**Task statement:**
Repeat each line exactly, leaving nothing out.

**Records to use:**
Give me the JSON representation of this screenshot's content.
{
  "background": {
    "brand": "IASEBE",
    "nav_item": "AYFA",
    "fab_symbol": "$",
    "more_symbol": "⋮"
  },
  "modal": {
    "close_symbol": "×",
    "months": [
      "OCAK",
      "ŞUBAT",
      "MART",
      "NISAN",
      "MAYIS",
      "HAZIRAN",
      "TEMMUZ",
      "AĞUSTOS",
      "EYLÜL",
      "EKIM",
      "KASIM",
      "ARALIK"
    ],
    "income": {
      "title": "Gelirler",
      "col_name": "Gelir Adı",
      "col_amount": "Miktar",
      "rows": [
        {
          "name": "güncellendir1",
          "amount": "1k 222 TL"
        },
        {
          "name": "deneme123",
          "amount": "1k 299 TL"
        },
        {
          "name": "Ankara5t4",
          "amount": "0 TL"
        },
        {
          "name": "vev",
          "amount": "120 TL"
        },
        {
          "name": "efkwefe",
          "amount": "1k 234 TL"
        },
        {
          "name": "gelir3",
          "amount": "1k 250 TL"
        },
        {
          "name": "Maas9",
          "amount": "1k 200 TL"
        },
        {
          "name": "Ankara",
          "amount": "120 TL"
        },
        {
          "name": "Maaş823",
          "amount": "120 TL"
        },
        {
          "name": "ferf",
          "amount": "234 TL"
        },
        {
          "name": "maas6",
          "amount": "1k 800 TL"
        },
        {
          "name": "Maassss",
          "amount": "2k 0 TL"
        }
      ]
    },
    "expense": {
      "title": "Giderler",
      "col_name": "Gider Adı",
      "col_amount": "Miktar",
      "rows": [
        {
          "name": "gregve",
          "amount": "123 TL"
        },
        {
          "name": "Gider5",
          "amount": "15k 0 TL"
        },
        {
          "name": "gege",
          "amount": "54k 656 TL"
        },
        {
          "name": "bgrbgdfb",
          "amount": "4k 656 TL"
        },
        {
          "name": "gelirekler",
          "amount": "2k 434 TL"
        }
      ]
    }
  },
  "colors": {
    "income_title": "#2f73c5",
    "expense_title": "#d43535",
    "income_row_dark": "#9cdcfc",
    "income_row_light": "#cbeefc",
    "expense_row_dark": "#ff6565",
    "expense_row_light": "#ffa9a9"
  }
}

**Problem solution:**
Give me the JSON representation of this screenshot's content.
{
  "background": {
    "brand": "IASEBE",
    "nav_item": "AYFA",
    "fab_symbol": "$",
    "more_symbol": "⋮"
  },
  "modal": {
    "close_symbol": "×",
    "months": [
      "OCAK",
      "ŞUBAT",
      "MART",
      "NISAN",
      "MAYIS",
      "HAZIRAN",
      "TEMMUZ",
      "AĞUSTOS",
      "EYLÜL",
      "EKIM",
      "KASIM",
      "ARALIK"
    ],
    "income": {
      "title": "Gelirler",
      "col_name": "Gelir Adı",
      "col_amount": "Miktar",
      "rows": [
        {
          "name": "güncellendir1",
          "amount": "1k 222 TL"
        },
        {
          "name": "deneme123",
          "amount": "1k 299 TL"
        },
        {
          "name": "Ankara5t4",
          "amount": "0 TL"
        },
        {
          "name": "vev",
          "amount": "120 TL"
        },
        {
          "name": "efkwefe",
          "amount": "1k 234 TL"
        },
        {
          "name": "gelir3",
          "amount": "1k 250 TL"
        },
        {
          "name": "Maas9",
          "amount": "1k 200 TL"
        },
        {
          "name": "Ankara",
          "amount": "120 TL"
        },
        {
          "name": "Maaş823",
          "amount": "120 TL"
        },
        {
          "name": "ferf",
          "amount": "234 TL"
        },
        {
          "name": "maas6",
          "amount": "1k 800 TL"
        },
        {
          "name": "Maassss",
          "amount": "2k 0 TL"
        }
      ]
    },
    "expense": {
      "title": "Giderler",
      "col_name": "Gider Adı",
      "col_amount": "Miktar",
      "rows": [
        {
          "name": "gregve",
          "amount": "123 TL"
        },
        {
          "name": "Gider5",
          "amount": "15k 0 TL"
        },
        {
          "name": "gege",
          "amount": "54k 656 TL"
        },
        {
          "name": "bgrbgdfb",
          "amount": "4k 656 TL"
        },
        {
          "name": "gelirekler",
          "amount": "2k 434 TL"
        }
      ]
    }
  },
  "colors": {
    "income_title": "#2f73c5",
    "expense_title": "#d43535",
    "income_row_dark": "#9cdcfc",
    "income_row_light": "#cbeefc",
    "expense_row_dark": "#ff6565",
    "expense_row_light": "#ffa9a9"
  }
}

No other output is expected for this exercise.